▶ WHAT THE TASK REQUIRES
Count the lines containing "mail". Give the number alone.

* * * * *

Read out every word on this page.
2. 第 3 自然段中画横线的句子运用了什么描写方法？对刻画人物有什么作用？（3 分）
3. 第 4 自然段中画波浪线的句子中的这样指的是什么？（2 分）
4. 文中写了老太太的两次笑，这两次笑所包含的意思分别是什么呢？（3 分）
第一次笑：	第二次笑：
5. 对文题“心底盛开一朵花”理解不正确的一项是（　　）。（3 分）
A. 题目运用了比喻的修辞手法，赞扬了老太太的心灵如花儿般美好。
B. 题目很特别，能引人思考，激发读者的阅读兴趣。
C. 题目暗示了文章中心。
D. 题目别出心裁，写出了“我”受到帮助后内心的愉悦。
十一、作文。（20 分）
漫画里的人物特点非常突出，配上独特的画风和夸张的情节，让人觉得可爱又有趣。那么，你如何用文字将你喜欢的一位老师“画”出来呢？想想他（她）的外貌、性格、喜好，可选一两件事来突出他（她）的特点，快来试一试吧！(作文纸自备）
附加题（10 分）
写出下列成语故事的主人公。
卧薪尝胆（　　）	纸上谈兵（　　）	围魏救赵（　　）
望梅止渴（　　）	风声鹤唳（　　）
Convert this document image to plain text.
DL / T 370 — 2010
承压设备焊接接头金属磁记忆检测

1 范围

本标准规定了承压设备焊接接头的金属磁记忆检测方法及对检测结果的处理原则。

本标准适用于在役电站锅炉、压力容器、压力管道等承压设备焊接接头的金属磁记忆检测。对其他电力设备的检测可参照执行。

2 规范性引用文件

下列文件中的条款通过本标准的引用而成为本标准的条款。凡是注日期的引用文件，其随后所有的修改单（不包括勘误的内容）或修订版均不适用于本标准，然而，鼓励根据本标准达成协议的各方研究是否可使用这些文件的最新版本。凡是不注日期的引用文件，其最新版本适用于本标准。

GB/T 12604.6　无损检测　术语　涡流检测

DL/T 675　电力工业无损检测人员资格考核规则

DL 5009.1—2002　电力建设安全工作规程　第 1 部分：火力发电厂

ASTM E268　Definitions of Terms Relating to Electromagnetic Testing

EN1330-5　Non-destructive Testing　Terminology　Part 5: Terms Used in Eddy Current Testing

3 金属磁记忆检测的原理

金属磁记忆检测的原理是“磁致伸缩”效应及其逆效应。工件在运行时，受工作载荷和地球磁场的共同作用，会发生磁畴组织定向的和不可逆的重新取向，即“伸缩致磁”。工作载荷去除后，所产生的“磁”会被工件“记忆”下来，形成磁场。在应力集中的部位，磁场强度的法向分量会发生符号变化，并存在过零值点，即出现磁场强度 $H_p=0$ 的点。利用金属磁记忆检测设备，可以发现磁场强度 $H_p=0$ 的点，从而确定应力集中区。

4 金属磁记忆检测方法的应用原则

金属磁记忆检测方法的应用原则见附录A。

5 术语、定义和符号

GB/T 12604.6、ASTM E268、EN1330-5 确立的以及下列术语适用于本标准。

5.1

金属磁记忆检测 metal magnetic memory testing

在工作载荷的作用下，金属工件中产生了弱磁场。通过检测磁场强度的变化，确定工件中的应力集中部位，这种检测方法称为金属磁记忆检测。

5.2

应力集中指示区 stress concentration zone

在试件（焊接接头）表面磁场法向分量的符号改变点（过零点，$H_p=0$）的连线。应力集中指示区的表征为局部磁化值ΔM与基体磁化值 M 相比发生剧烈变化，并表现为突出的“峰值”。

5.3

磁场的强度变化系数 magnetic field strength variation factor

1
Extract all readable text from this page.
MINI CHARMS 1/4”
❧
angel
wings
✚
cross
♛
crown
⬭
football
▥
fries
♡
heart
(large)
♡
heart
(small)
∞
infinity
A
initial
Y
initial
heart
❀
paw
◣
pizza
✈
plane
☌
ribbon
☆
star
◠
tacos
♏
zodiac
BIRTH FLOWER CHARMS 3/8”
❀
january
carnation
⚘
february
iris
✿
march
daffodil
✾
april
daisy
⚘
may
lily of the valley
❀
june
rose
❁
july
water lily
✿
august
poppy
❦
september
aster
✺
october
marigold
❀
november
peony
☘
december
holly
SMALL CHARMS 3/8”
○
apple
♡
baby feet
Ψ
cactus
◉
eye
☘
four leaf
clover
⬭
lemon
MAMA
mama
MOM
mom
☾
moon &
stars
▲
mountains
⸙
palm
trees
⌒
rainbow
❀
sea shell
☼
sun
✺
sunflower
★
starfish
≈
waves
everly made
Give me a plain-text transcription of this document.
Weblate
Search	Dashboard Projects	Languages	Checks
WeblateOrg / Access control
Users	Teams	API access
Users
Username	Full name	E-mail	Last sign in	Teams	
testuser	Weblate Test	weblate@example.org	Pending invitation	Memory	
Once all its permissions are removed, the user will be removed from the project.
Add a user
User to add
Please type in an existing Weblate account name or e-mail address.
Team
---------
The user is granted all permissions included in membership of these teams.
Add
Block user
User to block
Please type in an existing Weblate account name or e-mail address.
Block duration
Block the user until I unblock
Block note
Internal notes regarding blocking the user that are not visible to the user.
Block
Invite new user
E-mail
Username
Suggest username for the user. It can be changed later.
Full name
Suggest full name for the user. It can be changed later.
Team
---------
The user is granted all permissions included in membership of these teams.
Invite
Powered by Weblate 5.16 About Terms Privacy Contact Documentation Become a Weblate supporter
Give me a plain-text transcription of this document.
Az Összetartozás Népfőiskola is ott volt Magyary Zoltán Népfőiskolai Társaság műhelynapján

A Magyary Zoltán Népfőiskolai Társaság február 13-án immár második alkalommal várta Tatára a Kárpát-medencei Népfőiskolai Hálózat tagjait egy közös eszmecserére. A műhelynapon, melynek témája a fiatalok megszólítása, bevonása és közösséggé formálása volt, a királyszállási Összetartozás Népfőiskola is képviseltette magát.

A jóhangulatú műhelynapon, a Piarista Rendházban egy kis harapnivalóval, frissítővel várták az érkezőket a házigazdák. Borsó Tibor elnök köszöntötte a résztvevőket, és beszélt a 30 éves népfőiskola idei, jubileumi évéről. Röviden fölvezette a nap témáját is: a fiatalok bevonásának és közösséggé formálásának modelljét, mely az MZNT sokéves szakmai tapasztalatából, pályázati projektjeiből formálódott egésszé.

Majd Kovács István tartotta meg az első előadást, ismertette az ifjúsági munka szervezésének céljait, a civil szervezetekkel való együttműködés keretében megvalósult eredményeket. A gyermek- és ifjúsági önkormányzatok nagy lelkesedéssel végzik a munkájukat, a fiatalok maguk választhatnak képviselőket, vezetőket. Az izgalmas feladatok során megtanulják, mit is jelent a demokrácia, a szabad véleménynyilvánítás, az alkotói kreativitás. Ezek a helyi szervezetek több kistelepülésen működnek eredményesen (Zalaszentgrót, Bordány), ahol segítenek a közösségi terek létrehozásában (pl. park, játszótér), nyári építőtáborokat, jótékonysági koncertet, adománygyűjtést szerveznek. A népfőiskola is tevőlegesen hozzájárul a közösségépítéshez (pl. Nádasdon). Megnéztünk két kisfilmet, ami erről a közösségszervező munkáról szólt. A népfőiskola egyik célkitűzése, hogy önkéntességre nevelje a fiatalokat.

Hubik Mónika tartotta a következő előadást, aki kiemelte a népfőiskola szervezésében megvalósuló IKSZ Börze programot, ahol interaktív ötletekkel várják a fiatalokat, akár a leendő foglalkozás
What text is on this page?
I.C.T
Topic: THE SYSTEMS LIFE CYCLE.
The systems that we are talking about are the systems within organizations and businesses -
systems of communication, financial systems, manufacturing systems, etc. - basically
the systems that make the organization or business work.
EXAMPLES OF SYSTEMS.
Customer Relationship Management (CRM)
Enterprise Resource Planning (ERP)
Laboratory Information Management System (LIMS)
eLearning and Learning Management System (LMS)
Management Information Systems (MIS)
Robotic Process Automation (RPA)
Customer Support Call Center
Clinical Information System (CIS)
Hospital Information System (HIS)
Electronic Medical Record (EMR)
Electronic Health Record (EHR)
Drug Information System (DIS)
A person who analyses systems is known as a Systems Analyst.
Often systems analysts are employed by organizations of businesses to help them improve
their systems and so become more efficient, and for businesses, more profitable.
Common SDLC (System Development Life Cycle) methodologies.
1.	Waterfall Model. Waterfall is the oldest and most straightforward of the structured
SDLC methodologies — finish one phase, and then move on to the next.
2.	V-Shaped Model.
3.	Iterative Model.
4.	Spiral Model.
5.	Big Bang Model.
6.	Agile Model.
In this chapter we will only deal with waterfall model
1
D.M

* * * * *

▶ ANSWER TO THE PROBLEM
4